**INSTRUCTIONS FOR THE TASK:**
Retype each line of the material exactly, please, skipping any picture in it.

**AVAILABLE RECORDS:**

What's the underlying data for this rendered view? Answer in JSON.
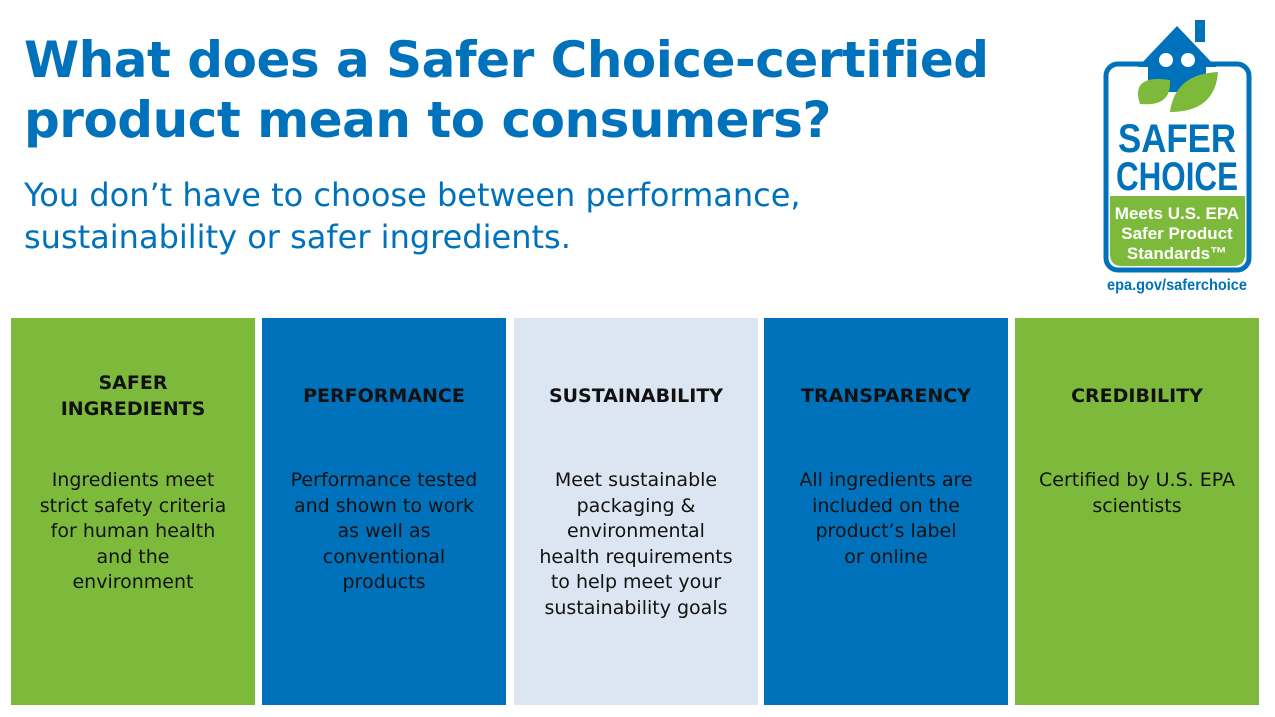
{
  "header": {
    "title": [
      "What does a Safer Choice-certified",
      "product mean to consumers?"
    ],
    "subtitle": [
      "You don’t have to choose between performance,",
      "sustainability or safer ingredients."
    ]
  },
  "logo": {
    "word1": "SAFER",
    "word2": "CHOICE",
    "badge": [
      "Meets U.S. EPA",
      "Safer Product",
      "Standards™"
    ],
    "url": "epa.gov/saferchoice"
  },
  "columns": [
    {
      "heading": [
        "SAFER",
        "INGREDIENTS"
      ],
      "body": [
        "Ingredients meet",
        "strict safety criteria",
        "for human health",
        "and the",
        "environment"
      ],
      "color": "#7dba3c"
    },
    {
      "heading": [
        "PERFORMANCE"
      ],
      "body": [
        "Performance tested",
        "and shown to work",
        "as well as",
        "conventional",
        "products"
      ],
      "color": "#0071bb"
    },
    {
      "heading": [
        "SUSTAINABILITY"
      ],
      "body": [
        "Meet sustainable",
        "packaging &",
        "environmental",
        "health requirements",
        "to help meet your",
        "sustainability goals"
      ],
      "color": "#dce6f2"
    },
    {
      "heading": [
        "TRANSPARENCY"
      ],
      "body": [
        "All ingredients are",
        "included on the",
        "product’s label",
        "or online"
      ],
      "color": "#0071bb"
    },
    {
      "heading": [
        "CREDIBILITY"
      ],
      "body": [
        "Certified by U.S. EPA",
        "scientists"
      ],
      "color": "#7dba3c"
    }
  ]
}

**THE OUTPUT:**
What's the underlying data for this rendered view? Answer in JSON.
{
  "header": {
    "title": [
      "What does a Safer Choice-certified",
      "product mean to consumers?"
    ],
    "subtitle": [
      "You don’t have to choose between performance,",
      "sustainability or safer ingredients."
    ]
  },
  "logo": {
    "word1": "SAFER",
    "word2": "CHOICE",
    "badge": [
      "Meets U.S. EPA",
      "Safer Product",
      "Standards™"
    ],
    "url": "epa.gov/saferchoice"
  },
  "columns": [
    {
      "heading": [
        "SAFER",
        "INGREDIENTS"
      ],
      "body": [
        "Ingredients meet",
        "strict safety criteria",
        "for human health",
        "and the",
        "environment"
      ],
      "color": "#7dba3c"
    },
    {
      "heading": [
        "PERFORMANCE"
      ],
      "body": [
        "Performance tested",
        "and shown to work",
        "as well as",
        "conventional",
        "products"
      ],
      "color": "#0071bb"
    },
    {
      "heading": [
        "SUSTAINABILITY"
      ],
      "body": [
        "Meet sustainable",
        "packaging &",
        "environmental",
        "health requirements",
        "to help meet your",
        "sustainability goals"
      ],
      "color": "#dce6f2"
    },
    {
      "heading": [
        "TRANSPARENCY"
      ],
      "body": [
        "All ingredients are",
        "included on the",
        "product’s label",
        "or online"
      ],
      "color": "#0071bb"
    },
    {
      "heading": [
        "CREDIBILITY"
      ],
      "body": [
        "Certified by U.S. EPA",
        "scientists"
      ],
      "color": "#7dba3c"
    }
  ]
}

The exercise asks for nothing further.